* What is expected:
Return all the data, word for word.

⁂

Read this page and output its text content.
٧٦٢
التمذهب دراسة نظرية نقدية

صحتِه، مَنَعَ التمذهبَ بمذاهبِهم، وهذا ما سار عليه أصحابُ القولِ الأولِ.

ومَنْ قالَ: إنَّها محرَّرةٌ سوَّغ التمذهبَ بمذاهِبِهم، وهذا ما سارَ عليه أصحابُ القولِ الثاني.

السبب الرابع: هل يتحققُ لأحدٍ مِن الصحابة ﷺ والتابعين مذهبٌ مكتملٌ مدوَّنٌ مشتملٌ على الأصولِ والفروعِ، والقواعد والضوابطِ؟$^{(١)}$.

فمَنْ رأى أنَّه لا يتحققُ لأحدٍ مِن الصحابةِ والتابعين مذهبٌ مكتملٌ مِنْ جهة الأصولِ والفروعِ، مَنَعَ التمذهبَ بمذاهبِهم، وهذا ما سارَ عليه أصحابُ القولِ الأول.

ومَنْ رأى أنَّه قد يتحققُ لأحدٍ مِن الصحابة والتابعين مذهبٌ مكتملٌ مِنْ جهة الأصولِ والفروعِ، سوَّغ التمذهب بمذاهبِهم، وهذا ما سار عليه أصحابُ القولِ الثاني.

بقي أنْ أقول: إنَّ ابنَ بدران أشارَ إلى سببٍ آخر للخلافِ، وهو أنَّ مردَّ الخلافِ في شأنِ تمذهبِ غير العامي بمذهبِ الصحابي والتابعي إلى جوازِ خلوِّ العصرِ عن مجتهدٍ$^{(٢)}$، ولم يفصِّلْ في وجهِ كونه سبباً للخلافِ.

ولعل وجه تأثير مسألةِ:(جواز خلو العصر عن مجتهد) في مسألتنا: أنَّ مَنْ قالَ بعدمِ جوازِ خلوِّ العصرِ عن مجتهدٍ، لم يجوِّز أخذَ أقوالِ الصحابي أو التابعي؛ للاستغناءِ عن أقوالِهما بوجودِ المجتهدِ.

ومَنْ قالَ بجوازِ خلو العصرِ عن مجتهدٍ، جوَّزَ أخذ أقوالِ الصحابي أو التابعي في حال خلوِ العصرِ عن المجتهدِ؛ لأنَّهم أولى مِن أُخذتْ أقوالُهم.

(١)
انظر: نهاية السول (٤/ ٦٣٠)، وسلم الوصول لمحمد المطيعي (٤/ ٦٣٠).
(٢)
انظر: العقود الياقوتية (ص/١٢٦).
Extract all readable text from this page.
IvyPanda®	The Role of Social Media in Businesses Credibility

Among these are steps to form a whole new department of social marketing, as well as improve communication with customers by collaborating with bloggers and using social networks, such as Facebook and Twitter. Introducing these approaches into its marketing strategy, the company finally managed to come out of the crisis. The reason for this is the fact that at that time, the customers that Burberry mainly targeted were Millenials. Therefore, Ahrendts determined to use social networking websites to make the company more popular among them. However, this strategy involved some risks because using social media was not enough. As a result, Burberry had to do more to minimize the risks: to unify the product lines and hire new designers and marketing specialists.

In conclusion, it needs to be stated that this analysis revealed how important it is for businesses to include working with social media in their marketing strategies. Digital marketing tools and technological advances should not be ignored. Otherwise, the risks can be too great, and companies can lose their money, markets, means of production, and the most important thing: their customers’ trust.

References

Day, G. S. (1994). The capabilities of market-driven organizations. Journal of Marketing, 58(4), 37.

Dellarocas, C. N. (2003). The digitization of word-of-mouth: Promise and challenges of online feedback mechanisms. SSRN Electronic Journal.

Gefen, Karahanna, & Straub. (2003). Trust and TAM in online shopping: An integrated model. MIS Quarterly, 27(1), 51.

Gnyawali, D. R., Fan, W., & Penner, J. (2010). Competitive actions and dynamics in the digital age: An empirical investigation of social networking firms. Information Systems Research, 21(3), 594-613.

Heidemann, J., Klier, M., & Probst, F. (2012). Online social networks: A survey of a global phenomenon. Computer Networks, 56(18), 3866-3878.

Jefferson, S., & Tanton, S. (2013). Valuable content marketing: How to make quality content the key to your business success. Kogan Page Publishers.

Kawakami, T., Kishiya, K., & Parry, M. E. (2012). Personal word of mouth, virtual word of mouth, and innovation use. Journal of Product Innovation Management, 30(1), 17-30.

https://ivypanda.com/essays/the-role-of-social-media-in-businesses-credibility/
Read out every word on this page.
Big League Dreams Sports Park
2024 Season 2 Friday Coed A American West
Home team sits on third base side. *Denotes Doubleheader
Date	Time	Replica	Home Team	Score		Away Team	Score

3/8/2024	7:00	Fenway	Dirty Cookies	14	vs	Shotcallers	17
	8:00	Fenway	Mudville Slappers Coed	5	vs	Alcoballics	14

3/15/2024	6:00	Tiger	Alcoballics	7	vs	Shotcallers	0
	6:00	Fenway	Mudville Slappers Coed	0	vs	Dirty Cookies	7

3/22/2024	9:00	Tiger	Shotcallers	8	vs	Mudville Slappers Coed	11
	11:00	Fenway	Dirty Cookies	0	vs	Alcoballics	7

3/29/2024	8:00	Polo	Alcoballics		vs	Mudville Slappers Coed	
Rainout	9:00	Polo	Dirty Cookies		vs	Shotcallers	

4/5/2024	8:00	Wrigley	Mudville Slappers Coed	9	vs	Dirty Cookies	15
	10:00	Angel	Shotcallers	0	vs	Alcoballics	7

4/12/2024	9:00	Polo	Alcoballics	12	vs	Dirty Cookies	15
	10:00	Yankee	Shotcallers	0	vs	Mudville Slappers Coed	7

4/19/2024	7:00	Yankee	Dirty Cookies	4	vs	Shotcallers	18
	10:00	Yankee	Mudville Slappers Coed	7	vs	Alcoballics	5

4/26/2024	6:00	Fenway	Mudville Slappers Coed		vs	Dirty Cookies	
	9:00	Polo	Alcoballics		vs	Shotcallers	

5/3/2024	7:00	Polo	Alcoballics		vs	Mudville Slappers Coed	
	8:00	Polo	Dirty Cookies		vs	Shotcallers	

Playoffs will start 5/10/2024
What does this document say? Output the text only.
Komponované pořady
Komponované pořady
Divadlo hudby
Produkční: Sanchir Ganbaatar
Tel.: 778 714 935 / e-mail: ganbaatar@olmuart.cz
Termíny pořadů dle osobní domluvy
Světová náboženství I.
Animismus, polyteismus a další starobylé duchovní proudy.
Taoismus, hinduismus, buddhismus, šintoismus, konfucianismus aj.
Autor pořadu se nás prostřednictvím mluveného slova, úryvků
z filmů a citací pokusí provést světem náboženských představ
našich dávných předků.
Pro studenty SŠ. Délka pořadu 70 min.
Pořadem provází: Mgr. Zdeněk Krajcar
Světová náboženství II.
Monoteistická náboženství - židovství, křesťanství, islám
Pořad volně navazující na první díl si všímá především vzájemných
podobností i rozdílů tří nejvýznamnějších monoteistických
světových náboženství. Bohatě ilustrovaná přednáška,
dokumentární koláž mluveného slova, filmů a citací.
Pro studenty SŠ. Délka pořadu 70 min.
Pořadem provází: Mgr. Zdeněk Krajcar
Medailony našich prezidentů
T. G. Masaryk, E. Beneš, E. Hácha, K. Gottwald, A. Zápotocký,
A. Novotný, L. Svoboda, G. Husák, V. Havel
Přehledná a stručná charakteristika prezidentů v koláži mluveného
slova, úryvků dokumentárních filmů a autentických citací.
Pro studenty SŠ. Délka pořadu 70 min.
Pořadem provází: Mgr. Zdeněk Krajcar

⁂

* Completed exercise:
Read this page and output its text content.
٧٦٢
التمذهب دراسة نظرية نقدية

صحتِه، مَنَعَ التمذهبَ بمذاهبِهم، وهذا ما سار عليه أصحابُ القولِ الأولِ.

ومَنْ قالَ: إنَّها محرَّرةٌ سوَّغ التمذهبَ بمذاهِبِهم، وهذا ما سارَ عليه أصحابُ القولِ الثاني.

السبب الرابع: هل يتحققُ لأحدٍ مِن الصحابة ﷺ والتابعين مذهبٌ مكتملٌ مدوَّنٌ مشتملٌ على الأصولِ والفروعِ، والقواعد والضوابطِ؟$^{(١)}$.

فمَنْ رأى أنَّه لا يتحققُ لأحدٍ مِن الصحابةِ والتابعين مذهبٌ مكتملٌ مِنْ جهة الأصولِ والفروعِ، مَنَعَ التمذهبَ بمذاهبِهم، وهذا ما سارَ عليه أصحابُ القولِ الأول.

ومَنْ رأى أنَّه قد يتحققُ لأحدٍ مِن الصحابة والتابعين مذهبٌ مكتملٌ مِنْ جهة الأصولِ والفروعِ، سوَّغ التمذهب بمذاهبِهم، وهذا ما سار عليه أصحابُ القولِ الثاني.

بقي أنْ أقول: إنَّ ابنَ بدران أشارَ إلى سببٍ آخر للخلافِ، وهو أنَّ مردَّ الخلافِ في شأنِ تمذهبِ غير العامي بمذهبِ الصحابي والتابعي إلى جوازِ خلوِّ العصرِ عن مجتهدٍ$^{(٢)}$، ولم يفصِّلْ في وجهِ كونه سبباً للخلافِ.

ولعل وجه تأثير مسألةِ:(جواز خلو العصر عن مجتهد) في مسألتنا: أنَّ مَنْ قالَ بعدمِ جوازِ خلوِّ العصرِ عن مجتهدٍ، لم يجوِّز أخذَ أقوالِ الصحابي أو التابعي؛ للاستغناءِ عن أقوالِهما بوجودِ المجتهدِ.

ومَنْ قالَ بجوازِ خلو العصرِ عن مجتهدٍ، جوَّزَ أخذ أقوالِ الصحابي أو التابعي في حال خلوِ العصرِ عن المجتهدِ؛ لأنَّهم أولى مِن أُخذتْ أقوالُهم.

(١)
انظر: نهاية السول (٤/ ٦٣٠)، وسلم الوصول لمحمد المطيعي (٤/ ٦٣٠).
(٢)
انظر: العقود الياقوتية (ص/١٢٦).
Extract all readable text from this page.
IvyPanda®	The Role of Social Media in Businesses Credibility

Among these are steps to form a whole new department of social marketing, as well as improve communication with customers by collaborating with bloggers and using social networks, such as Facebook and Twitter. Introducing these approaches into its marketing strategy, the company finally managed to come out of the crisis. The reason for this is the fact that at that time, the customers that Burberry mainly targeted were Millenials. Therefore, Ahrendts determined to use social networking websites to make the company more popular among them. However, this strategy involved some risks because using social media was not enough. As a result, Burberry had to do more to minimize the risks: to unify the product lines and hire new designers and marketing specialists.

In conclusion, it needs to be stated that this analysis revealed how important it is for businesses to include working with social media in their marketing strategies. Digital marketing tools and technological advances should not be ignored. Otherwise, the risks can be too great, and companies can lose their money, markets, means of production, and the most important thing: their customers’ trust.

References

Day, G. S. (1994). The capabilities of market-driven organizations. Journal of Marketing, 58(4), 37.

Dellarocas, C. N. (2003). The digitization of word-of-mouth: Promise and challenges of online feedback mechanisms. SSRN Electronic Journal.

Gefen, Karahanna, & Straub. (2003). Trust and TAM in online shopping: An integrated model. MIS Quarterly, 27(1), 51.

Gnyawali, D. R., Fan, W., & Penner, J. (2010). Competitive actions and dynamics in the digital age: An empirical investigation of social networking firms. Information Systems Research, 21(3), 594-613.

Heidemann, J., Klier, M., & Probst, F. (2012). Online social networks: A survey of a global phenomenon. Computer Networks, 56(18), 3866-3878.

Jefferson, S., & Tanton, S. (2013). Valuable content marketing: How to make quality content the key to your business success. Kogan Page Publishers.

Kawakami, T., Kishiya, K., & Parry, M. E. (2012). Personal word of mouth, virtual word of mouth, and innovation use. Journal of Product Innovation Management, 30(1), 17-30.

https://ivypanda.com/essays/the-role-of-social-media-in-businesses-credibility/
Read out every word on this page.
Big League Dreams Sports Park
2024 Season 2 Friday Coed A American West
Home team sits on third base side. *Denotes Doubleheader
Date	Time	Replica	Home Team	Score		Away Team	Score

3/8/2024	7:00	Fenway	Dirty Cookies	14	vs	Shotcallers	17
	8:00	Fenway	Mudville Slappers Coed	5	vs	Alcoballics	14

3/15/2024	6:00	Tiger	Alcoballics	7	vs	Shotcallers	0
	6:00	Fenway	Mudville Slappers Coed	0	vs	Dirty Cookies	7

3/22/2024	9:00	Tiger	Shotcallers	8	vs	Mudville Slappers Coed	11
	11:00	Fenway	Dirty Cookies	0	vs	Alcoballics	7

3/29/2024	8:00	Polo	Alcoballics		vs	Mudville Slappers Coed	
Rainout	9:00	Polo	Dirty Cookies		vs	Shotcallers	

4/5/2024	8:00	Wrigley	Mudville Slappers Coed	9	vs	Dirty Cookies	15
	10:00	Angel	Shotcallers	0	vs	Alcoballics	7

4/12/2024	9:00	Polo	Alcoballics	12	vs	Dirty Cookies	15
	10:00	Yankee	Shotcallers	0	vs	Mudville Slappers Coed	7

4/19/2024	7:00	Yankee	Dirty Cookies	4	vs	Shotcallers	18
	10:00	Yankee	Mudville Slappers Coed	7	vs	Alcoballics	5

4/26/2024	6:00	Fenway	Mudville Slappers Coed		vs	Dirty Cookies	
	9:00	Polo	Alcoballics		vs	Shotcallers	

5/3/2024	7:00	Polo	Alcoballics		vs	Mudville Slappers Coed	
	8:00	Polo	Dirty Cookies		vs	Shotcallers	

Playoffs will start 5/10/2024
What does this document say? Output the text only.
Komponované pořady
Komponované pořady
Divadlo hudby
Produkční: Sanchir Ganbaatar
Tel.: 778 714 935 / e-mail: ganbaatar@olmuart.cz
Termíny pořadů dle osobní domluvy
Světová náboženství I.
Animismus, polyteismus a další starobylé duchovní proudy.
Taoismus, hinduismus, buddhismus, šintoismus, konfucianismus aj.
Autor pořadu se nás prostřednictvím mluveného slova, úryvků
z filmů a citací pokusí provést světem náboženských představ
našich dávných předků.
Pro studenty SŠ. Délka pořadu 70 min.
Pořadem provází: Mgr. Zdeněk Krajcar
Světová náboženství II.
Monoteistická náboženství - židovství, křesťanství, islám
Pořad volně navazující na první díl si všímá především vzájemných
podobností i rozdílů tří nejvýznamnějších monoteistických
světových náboženství. Bohatě ilustrovaná přednáška,
dokumentární koláž mluveného slova, filmů a citací.
Pro studenty SŠ. Délka pořadu 70 min.
Pořadem provází: Mgr. Zdeněk Krajcar
Medailony našich prezidentů
T. G. Masaryk, E. Beneš, E. Hácha, K. Gottwald, A. Zápotocký,
A. Novotný, L. Svoboda, G. Husák, V. Havel
Přehledná a stručná charakteristika prezidentů v koláži mluveného
slova, úryvků dokumentárních filmů a autentických citací.
Pro studenty SŠ. Délka pořadu 70 min.
Pořadem provází: Mgr. Zdeněk Krajcar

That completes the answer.